• [Extracted information]

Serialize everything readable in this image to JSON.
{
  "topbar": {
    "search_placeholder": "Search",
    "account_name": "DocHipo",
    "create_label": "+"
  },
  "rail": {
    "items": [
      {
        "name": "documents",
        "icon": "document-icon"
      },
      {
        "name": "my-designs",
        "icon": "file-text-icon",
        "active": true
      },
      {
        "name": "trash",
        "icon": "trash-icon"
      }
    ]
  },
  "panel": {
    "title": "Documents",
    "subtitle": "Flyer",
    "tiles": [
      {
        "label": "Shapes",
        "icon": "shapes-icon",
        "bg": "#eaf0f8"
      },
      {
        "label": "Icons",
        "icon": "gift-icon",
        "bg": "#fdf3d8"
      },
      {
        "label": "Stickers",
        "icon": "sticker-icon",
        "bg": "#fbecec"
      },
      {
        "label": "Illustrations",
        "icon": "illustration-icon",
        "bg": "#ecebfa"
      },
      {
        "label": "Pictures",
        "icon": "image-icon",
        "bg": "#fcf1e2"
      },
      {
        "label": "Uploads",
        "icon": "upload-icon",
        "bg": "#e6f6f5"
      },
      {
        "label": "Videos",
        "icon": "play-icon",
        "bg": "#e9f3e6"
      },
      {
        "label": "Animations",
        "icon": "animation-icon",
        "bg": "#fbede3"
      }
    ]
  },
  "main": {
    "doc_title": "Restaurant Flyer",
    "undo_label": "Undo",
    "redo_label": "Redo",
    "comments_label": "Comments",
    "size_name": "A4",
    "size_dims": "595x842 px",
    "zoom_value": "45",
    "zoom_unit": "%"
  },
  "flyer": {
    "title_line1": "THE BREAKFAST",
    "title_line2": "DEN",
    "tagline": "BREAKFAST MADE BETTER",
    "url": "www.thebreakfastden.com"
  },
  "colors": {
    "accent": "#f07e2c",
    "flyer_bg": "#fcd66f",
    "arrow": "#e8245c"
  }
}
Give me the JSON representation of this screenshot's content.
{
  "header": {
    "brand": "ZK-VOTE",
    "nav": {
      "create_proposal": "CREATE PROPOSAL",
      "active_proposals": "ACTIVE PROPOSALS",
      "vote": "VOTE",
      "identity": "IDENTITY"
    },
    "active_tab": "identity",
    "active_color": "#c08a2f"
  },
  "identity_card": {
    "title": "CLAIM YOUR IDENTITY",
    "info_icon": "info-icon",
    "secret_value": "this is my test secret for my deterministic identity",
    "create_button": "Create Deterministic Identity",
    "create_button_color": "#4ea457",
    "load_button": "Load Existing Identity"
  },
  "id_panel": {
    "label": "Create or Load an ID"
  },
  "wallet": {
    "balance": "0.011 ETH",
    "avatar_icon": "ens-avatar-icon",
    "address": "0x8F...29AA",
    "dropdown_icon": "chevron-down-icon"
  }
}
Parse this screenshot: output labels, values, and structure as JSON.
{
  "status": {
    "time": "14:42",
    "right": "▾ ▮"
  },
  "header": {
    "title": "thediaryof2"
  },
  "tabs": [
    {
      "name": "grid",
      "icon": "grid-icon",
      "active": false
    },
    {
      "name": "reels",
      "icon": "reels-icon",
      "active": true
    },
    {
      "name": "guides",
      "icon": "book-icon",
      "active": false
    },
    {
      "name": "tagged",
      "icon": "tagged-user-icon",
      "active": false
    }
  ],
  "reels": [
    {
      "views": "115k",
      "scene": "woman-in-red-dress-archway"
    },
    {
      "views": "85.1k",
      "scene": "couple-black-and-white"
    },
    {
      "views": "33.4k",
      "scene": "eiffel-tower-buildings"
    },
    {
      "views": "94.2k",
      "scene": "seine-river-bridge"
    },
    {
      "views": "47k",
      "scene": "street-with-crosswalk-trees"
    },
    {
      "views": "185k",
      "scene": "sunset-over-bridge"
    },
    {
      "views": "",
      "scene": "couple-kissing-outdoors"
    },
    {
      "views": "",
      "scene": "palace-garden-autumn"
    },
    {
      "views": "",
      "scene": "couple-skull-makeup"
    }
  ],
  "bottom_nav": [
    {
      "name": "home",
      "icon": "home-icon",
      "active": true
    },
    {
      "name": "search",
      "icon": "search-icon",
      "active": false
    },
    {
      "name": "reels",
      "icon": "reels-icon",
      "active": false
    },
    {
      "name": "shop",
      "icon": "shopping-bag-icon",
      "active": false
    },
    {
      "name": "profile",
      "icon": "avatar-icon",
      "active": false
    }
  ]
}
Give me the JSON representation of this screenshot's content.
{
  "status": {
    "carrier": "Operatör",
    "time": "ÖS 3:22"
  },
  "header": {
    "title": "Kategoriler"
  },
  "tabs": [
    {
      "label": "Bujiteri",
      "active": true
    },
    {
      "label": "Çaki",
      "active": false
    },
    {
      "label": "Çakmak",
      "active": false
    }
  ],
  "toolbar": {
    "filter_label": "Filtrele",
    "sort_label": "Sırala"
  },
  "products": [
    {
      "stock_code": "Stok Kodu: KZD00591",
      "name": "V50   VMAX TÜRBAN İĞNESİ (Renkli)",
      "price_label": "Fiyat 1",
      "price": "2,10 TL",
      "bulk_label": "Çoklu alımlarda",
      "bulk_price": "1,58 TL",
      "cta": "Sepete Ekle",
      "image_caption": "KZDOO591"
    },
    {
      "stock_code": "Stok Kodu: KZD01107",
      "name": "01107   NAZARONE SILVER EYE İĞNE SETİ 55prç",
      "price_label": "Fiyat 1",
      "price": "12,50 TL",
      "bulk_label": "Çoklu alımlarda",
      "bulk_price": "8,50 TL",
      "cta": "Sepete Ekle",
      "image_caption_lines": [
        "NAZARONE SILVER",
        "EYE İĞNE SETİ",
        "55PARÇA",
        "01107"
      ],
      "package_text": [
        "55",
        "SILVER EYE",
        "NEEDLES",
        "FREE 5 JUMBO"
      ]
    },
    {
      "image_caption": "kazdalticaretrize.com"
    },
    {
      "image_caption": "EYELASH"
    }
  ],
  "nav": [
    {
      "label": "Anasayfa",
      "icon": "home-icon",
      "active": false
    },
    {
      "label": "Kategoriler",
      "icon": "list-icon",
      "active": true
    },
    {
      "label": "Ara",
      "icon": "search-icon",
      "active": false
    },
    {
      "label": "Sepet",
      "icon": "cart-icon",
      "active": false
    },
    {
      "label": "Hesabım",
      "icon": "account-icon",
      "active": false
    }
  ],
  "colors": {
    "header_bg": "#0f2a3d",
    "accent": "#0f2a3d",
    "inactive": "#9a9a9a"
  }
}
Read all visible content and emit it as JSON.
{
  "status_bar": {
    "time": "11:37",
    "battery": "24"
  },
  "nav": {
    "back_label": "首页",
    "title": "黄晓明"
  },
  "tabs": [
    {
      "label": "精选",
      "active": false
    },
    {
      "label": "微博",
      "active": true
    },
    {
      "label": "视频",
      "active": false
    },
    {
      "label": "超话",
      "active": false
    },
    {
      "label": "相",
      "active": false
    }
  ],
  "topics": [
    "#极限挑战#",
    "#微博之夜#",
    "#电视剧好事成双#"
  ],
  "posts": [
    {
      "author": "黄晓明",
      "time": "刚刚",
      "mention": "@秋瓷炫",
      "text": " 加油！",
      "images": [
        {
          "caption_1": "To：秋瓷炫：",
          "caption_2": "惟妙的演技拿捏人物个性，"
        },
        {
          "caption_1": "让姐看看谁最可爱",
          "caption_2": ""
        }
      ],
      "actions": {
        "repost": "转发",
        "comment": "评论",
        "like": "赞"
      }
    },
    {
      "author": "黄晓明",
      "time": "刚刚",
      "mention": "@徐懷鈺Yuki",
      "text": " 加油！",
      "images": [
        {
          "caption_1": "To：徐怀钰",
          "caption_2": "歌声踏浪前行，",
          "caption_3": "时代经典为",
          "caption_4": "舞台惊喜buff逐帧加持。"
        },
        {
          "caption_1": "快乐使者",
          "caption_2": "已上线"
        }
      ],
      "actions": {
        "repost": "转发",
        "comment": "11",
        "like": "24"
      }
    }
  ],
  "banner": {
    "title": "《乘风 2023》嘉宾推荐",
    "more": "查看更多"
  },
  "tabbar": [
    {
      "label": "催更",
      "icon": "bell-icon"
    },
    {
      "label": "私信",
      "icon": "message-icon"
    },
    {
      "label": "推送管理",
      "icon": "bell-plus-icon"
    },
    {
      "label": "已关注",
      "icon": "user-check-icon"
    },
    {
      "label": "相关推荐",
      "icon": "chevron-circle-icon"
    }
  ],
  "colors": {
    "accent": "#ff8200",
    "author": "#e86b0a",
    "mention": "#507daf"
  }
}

• [Short task]
Note how many lines in the listing above hold the string "user", then give only that figure.

• [Answer for the task]
2